What you have to do |
Write the entries below out again exactly; any picture in them stays out.

----------------

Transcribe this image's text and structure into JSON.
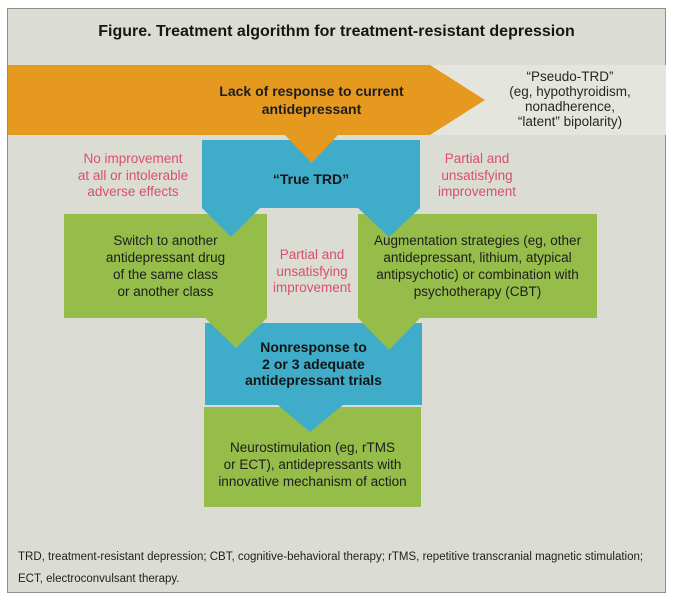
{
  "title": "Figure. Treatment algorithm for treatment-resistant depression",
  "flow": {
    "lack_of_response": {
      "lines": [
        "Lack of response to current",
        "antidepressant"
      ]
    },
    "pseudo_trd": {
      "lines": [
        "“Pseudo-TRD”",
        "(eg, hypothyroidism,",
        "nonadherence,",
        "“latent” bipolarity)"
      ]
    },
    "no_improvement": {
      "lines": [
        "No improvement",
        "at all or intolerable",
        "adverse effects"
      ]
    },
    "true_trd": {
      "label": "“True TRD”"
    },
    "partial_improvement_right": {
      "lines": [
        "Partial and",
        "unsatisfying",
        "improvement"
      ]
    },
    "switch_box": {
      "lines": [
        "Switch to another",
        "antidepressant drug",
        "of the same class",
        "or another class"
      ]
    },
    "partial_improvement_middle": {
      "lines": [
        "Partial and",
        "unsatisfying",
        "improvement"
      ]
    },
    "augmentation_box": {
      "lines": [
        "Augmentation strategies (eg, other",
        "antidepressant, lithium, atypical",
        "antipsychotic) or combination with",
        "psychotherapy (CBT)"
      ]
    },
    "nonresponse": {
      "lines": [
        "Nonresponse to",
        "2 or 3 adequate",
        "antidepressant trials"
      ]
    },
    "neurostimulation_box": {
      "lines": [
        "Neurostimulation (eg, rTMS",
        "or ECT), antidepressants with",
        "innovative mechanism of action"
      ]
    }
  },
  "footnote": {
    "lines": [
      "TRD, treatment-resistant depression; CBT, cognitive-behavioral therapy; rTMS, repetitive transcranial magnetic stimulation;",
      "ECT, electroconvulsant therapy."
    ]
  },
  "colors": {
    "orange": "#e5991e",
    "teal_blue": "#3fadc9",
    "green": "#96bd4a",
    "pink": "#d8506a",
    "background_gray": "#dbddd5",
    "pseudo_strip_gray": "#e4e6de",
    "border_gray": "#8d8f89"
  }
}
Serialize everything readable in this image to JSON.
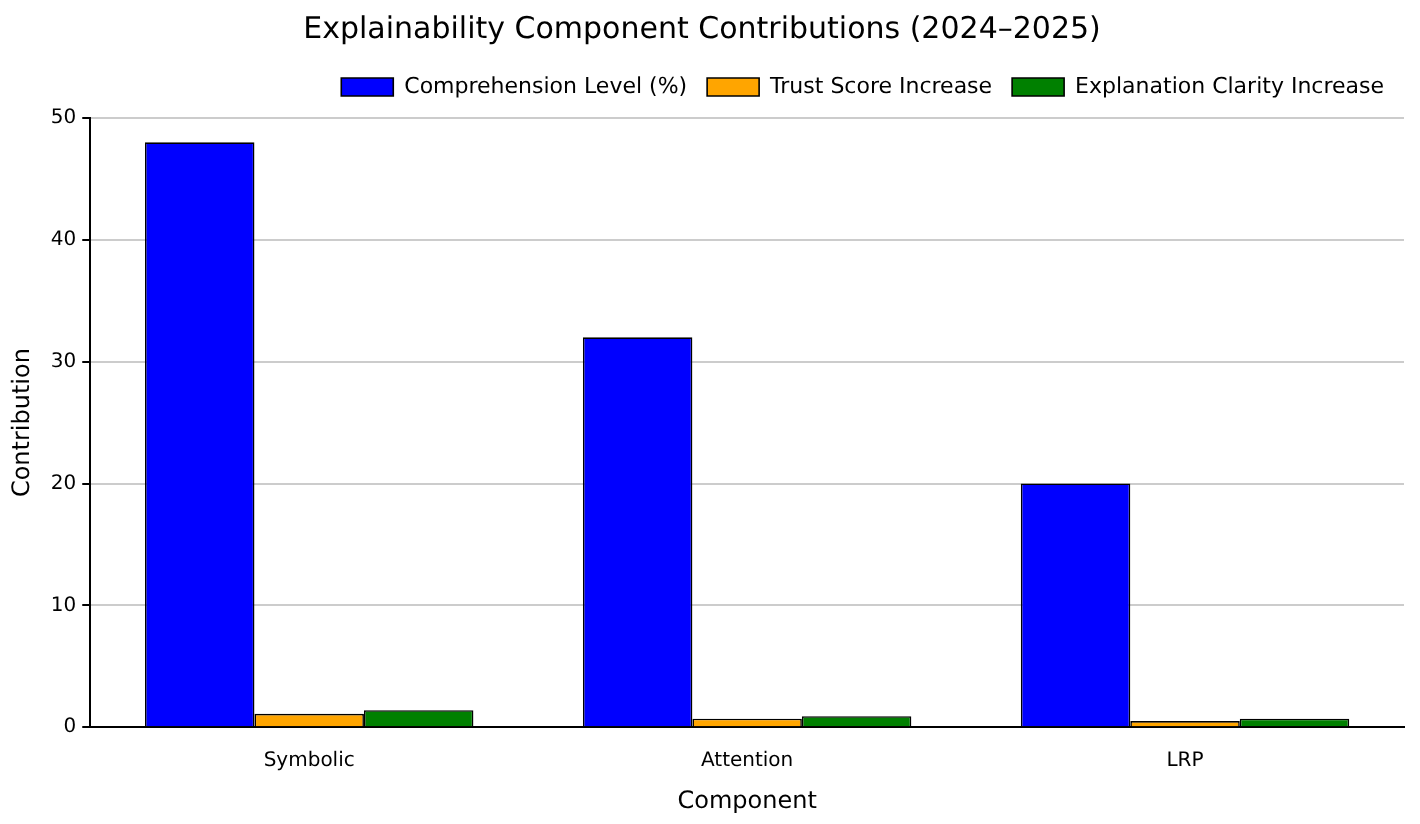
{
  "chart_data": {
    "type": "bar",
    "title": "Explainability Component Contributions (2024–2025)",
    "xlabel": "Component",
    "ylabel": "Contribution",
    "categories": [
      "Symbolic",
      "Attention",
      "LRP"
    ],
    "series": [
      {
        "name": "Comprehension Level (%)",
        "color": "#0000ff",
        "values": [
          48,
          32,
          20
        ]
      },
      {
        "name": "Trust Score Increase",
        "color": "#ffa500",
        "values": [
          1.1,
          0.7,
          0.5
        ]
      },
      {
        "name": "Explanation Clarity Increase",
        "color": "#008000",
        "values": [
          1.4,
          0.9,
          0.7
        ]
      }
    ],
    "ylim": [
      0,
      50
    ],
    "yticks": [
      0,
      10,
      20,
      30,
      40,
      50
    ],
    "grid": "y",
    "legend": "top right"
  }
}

----------------

Answer |
Transcribe this image's text and structure into JSON.
{
  "title": "Figure. Treatment algorithm for treatment-resistant depression",
  "flow": {
    "lack_of_response": {
      "lines": [
        "Lack of response to current",
        "antidepressant"
      ]
    },
    "pseudo_trd": {
      "lines": [
        "“Pseudo-TRD”",
        "(eg, hypothyroidism,",
        "nonadherence,",
        "“latent” bipolarity)"
      ]
    },
    "no_improvement": {
      "lines": [
        "No improvement",
        "at all or intolerable",
        "adverse effects"
      ]
    },
    "true_trd": {
      "label": "“True TRD”"
    },
    "partial_improvement_right": {
      "lines": [
        "Partial and",
        "unsatisfying",
        "improvement"
      ]
    },
    "switch_box": {
      "lines": [
        "Switch to another",
        "antidepressant drug",
        "of the same class",
        "or another class"
      ]
    },
    "partial_improvement_middle": {
      "lines": [
        "Partial and",
        "unsatisfying",
        "improvement"
      ]
    },
    "augmentation_box": {
      "lines": [
        "Augmentation strategies (eg, other",
        "antidepressant, lithium, atypical",
        "antipsychotic) or combination with",
        "psychotherapy (CBT)"
      ]
    },
    "nonresponse": {
      "lines": [
        "Nonresponse to",
        "2 or 3 adequate",
        "antidepressant trials"
      ]
    },
    "neurostimulation_box": {
      "lines": [
        "Neurostimulation (eg, rTMS",
        "or ECT), antidepressants with",
        "innovative mechanism of action"
      ]
    }
  },
  "footnote": {
    "lines": [
      "TRD, treatment-resistant depression; CBT, cognitive-behavioral therapy; rTMS, repetitive transcranial magnetic stimulation;",
      "ECT, electroconvulsant therapy."
    ]
  },
  "colors": {
    "orange": "#e5991e",
    "teal_blue": "#3fadc9",
    "green": "#96bd4a",
    "pink": "#d8506a",
    "background_gray": "#dbddd5",
    "pseudo_strip_gray": "#e4e6de",
    "border_gray": "#8d8f89"
  }
}
Serialize everything readable in this image to JSON.
{
  "chart_data": {
    "type": "bar",
    "title": "Explainability Component Contributions (2024–2025)",
    "xlabel": "Component",
    "ylabel": "Contribution",
    "categories": [
      "Symbolic",
      "Attention",
      "LRP"
    ],
    "series": [
      {
        "name": "Comprehension Level (%)",
        "color": "#0000ff",
        "values": [
          48,
          32,
          20
        ]
      },
      {
        "name": "Trust Score Increase",
        "color": "#ffa500",
        "values": [
          1.1,
          0.7,
          0.5
        ]
      },
      {
        "name": "Explanation Clarity Increase",
        "color": "#008000",
        "values": [
          1.4,
          0.9,
          0.7
        ]
      }
    ],
    "ylim": [
      0,
      50
    ],
    "yticks": [
      0,
      10,
      20,
      30,
      40,
      50
    ],
    "grid": "y",
    "legend": "top right"
  }
}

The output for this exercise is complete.